[Stated exercise]
Filter the listing below, copying every line in which the word "bois" appears.

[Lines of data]
start

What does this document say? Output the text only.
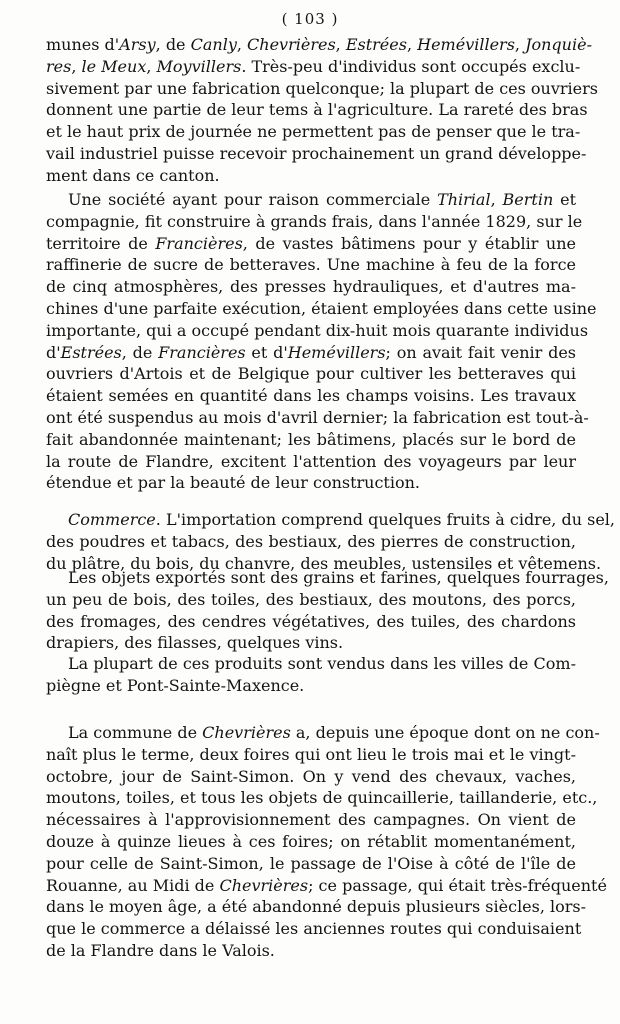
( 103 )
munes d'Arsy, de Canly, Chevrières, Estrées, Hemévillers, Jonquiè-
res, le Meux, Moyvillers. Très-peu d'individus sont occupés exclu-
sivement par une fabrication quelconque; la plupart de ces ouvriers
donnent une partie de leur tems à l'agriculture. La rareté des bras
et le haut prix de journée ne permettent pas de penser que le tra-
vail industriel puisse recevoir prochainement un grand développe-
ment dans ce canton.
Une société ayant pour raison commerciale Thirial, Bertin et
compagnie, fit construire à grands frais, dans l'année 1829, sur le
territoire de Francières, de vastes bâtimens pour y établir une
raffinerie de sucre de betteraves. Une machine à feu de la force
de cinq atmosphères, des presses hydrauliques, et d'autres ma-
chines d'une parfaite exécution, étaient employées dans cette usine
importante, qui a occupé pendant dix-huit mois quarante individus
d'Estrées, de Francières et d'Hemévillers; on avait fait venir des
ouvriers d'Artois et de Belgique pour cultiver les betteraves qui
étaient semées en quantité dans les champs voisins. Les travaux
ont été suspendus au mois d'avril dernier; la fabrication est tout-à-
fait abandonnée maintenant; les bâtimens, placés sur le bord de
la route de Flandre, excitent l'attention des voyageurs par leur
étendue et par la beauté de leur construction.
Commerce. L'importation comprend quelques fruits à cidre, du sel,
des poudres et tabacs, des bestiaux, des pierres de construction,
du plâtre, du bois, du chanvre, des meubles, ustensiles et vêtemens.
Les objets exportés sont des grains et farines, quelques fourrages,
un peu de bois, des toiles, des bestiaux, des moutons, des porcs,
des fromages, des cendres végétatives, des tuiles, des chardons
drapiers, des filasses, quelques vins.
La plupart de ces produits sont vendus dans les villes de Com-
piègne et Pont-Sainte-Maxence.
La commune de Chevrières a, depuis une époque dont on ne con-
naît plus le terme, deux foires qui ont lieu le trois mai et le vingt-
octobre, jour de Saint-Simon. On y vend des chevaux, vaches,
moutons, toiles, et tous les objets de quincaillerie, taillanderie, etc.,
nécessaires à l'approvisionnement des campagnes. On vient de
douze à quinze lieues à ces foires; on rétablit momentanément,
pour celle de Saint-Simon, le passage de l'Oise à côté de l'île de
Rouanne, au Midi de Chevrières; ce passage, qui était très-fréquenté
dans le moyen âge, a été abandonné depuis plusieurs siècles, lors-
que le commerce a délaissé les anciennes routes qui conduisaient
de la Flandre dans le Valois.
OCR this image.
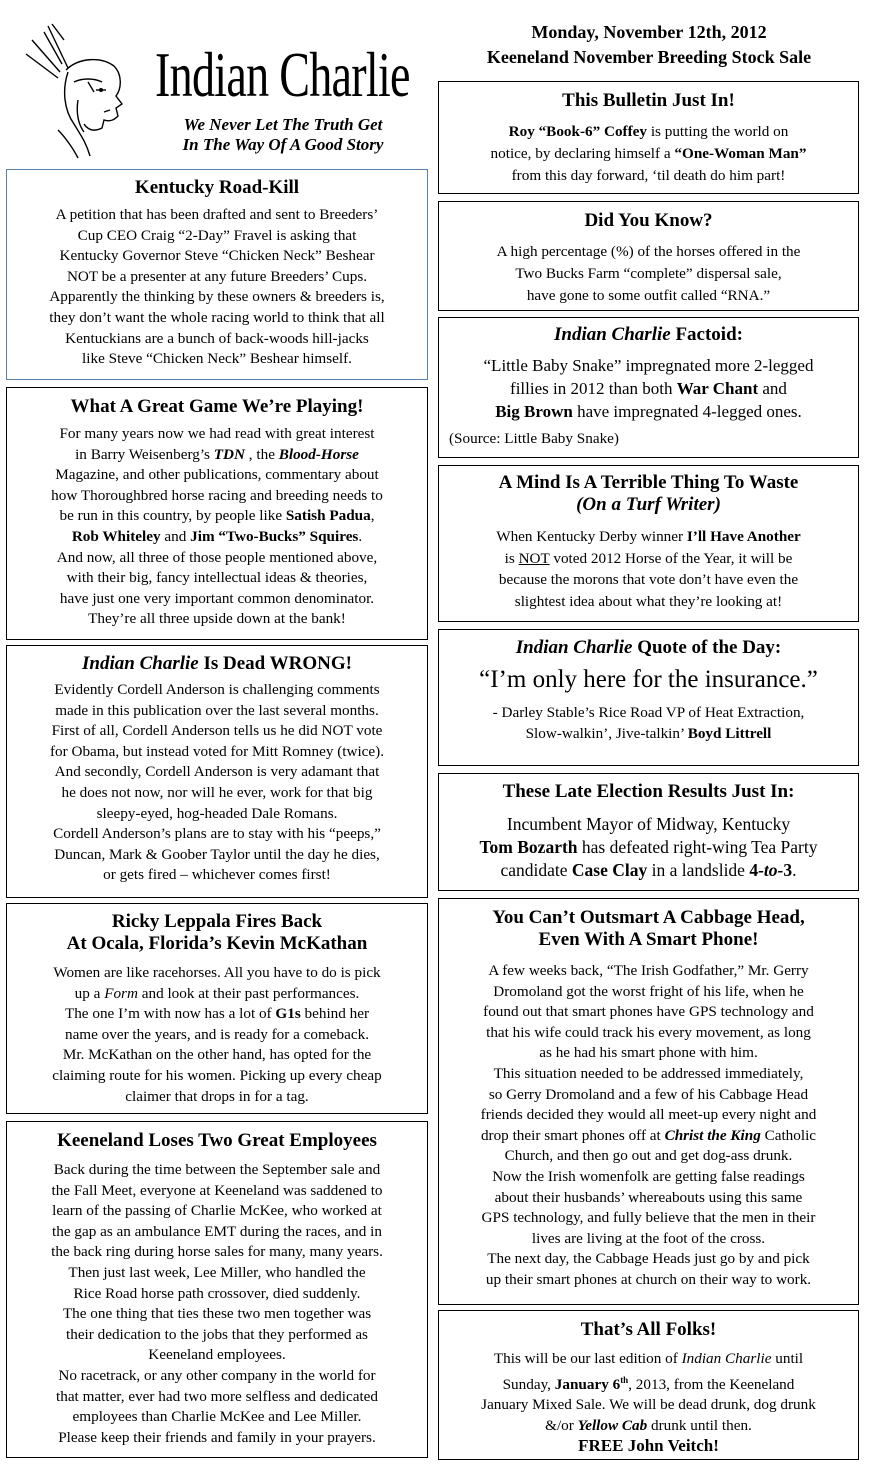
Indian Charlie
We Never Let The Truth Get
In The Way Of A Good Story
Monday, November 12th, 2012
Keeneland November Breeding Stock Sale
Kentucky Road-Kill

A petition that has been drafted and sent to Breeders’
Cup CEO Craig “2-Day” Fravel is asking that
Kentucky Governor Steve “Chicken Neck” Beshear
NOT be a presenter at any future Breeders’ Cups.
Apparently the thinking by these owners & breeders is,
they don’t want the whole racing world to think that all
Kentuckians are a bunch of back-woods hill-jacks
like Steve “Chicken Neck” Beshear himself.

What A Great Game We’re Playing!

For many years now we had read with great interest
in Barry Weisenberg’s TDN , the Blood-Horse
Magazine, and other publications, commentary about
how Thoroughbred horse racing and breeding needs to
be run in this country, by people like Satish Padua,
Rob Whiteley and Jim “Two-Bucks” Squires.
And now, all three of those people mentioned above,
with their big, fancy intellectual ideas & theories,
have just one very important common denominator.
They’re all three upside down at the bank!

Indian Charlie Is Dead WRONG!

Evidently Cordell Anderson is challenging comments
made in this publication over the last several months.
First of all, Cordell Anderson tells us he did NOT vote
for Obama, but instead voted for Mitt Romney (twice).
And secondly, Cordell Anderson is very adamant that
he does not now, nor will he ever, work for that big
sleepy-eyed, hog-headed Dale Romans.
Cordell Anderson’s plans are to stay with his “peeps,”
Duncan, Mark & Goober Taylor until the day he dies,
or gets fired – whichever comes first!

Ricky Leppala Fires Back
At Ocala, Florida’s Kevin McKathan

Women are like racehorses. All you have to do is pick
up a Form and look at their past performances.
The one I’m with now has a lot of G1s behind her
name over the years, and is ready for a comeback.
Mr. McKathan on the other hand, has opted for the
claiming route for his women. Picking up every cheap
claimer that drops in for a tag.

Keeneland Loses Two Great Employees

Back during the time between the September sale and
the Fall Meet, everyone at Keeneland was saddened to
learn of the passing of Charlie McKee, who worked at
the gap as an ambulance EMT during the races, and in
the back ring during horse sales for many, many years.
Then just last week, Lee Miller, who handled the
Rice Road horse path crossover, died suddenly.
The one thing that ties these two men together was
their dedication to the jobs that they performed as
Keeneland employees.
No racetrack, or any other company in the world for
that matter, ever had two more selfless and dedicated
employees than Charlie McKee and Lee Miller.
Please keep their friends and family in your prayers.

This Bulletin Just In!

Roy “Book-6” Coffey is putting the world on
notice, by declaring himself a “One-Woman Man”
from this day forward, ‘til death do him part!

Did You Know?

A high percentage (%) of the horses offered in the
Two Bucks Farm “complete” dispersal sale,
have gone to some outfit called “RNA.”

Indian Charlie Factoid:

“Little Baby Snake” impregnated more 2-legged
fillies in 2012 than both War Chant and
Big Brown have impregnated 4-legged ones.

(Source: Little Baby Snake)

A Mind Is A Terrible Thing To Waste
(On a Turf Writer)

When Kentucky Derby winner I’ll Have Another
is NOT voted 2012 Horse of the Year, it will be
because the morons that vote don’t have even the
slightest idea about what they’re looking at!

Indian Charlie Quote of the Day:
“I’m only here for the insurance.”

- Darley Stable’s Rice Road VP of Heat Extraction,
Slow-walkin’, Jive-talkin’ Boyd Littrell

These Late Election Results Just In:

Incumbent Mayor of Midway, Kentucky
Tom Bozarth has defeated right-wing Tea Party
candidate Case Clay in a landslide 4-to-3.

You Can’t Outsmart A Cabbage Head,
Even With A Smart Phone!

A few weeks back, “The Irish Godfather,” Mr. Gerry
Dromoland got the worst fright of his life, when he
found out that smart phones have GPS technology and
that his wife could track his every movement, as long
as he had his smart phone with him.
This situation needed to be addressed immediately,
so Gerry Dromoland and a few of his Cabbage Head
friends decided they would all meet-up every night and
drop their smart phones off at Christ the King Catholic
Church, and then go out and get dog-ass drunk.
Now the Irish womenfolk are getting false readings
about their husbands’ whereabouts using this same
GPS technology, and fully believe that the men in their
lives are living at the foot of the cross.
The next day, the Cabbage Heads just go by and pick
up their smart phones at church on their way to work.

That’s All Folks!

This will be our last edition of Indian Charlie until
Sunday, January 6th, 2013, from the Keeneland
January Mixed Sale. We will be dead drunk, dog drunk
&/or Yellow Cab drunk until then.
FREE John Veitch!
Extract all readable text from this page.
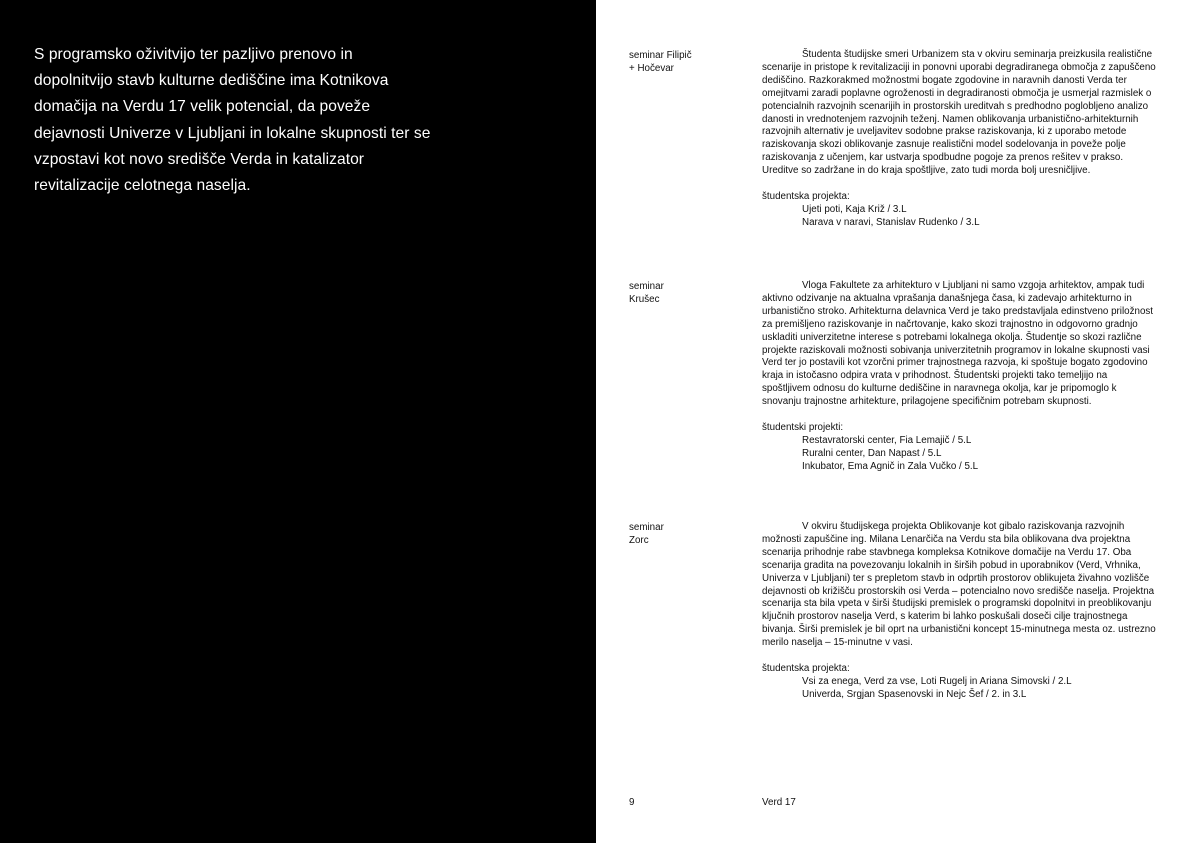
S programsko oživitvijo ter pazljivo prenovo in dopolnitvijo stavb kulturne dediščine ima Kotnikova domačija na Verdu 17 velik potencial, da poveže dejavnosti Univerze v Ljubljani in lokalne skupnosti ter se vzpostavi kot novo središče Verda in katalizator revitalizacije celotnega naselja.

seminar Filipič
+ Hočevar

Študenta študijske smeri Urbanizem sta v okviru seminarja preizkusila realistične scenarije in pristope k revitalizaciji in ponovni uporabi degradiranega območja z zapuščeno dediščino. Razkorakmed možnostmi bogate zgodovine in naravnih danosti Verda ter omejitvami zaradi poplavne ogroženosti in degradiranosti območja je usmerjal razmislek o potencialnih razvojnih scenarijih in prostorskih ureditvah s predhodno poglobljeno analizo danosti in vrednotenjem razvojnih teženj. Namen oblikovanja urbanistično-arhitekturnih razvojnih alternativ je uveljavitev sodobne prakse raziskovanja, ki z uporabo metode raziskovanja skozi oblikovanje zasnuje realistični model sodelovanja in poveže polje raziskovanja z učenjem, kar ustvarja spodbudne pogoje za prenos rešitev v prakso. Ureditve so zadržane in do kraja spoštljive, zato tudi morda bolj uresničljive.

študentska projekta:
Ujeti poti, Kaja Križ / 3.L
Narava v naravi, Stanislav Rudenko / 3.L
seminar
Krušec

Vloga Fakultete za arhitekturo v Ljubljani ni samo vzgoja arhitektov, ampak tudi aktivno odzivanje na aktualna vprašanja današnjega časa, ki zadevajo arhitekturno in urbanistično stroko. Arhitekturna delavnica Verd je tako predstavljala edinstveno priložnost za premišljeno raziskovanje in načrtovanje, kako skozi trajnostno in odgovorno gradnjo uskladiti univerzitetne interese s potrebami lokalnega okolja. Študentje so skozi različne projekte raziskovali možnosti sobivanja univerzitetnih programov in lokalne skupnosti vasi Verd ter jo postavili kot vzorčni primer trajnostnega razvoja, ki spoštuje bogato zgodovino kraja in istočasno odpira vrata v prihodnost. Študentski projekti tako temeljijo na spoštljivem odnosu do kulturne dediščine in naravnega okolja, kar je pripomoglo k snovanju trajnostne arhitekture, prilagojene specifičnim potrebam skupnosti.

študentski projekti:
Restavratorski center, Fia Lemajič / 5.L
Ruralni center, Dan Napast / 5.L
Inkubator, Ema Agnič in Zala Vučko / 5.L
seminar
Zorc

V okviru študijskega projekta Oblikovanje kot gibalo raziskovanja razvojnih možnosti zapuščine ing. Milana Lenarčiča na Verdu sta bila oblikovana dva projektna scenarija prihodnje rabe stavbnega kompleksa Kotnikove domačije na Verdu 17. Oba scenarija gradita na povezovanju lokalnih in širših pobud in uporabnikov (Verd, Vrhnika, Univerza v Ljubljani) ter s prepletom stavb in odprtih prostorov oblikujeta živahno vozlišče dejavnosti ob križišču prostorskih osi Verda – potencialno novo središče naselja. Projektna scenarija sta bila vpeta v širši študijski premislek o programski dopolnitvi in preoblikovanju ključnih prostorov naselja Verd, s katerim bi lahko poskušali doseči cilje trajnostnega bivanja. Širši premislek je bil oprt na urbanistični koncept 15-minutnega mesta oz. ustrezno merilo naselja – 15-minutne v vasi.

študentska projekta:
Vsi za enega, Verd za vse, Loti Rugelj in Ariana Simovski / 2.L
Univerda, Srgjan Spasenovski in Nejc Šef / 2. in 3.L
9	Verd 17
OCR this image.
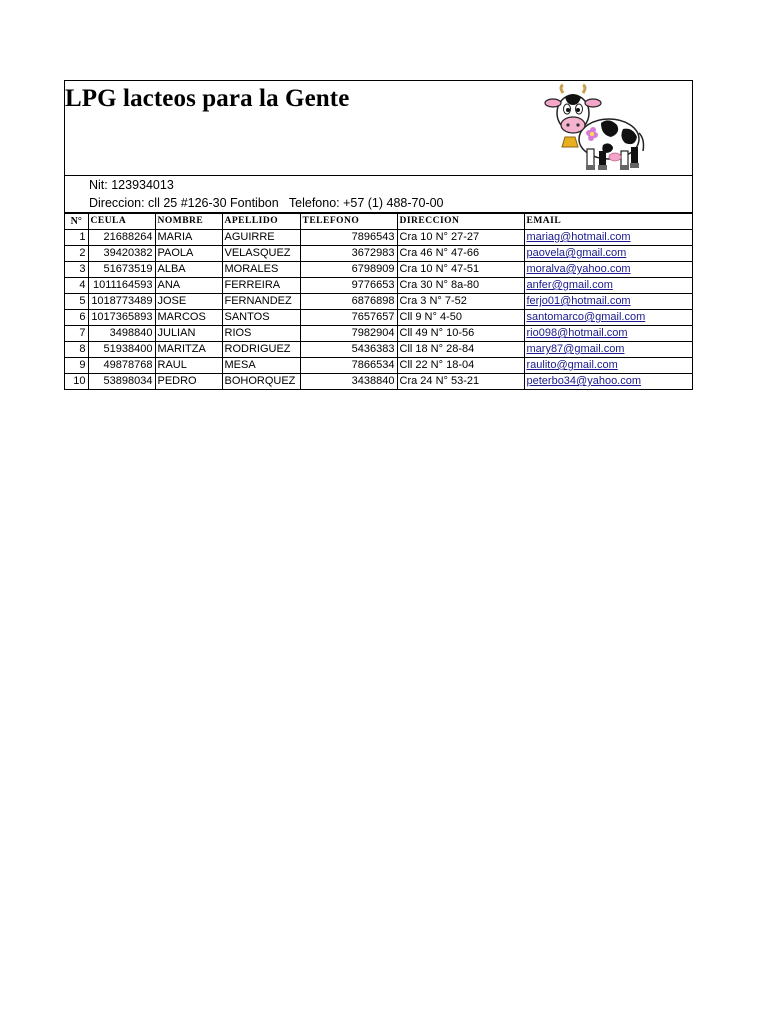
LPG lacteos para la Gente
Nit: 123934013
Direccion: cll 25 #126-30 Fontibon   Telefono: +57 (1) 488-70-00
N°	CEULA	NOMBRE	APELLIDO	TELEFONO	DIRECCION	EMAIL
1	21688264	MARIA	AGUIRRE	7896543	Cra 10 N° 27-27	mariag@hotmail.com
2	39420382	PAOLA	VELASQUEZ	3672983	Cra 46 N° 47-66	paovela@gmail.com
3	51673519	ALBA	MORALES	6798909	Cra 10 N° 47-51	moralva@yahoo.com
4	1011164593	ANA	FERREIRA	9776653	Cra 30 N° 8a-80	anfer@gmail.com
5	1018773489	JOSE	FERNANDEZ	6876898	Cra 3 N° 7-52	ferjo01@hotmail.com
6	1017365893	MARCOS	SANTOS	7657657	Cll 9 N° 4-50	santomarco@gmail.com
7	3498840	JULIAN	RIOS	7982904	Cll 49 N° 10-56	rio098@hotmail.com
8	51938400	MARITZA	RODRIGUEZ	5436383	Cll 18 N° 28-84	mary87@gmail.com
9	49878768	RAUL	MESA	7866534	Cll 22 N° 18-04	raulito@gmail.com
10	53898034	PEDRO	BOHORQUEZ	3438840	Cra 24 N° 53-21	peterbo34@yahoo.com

end

[Task output]
du plâtre, du bois, du chanvre, des meubles, ustensiles et vêtemens.
un peu de bois, des toiles, des bestiaux, des moutons, des porcs,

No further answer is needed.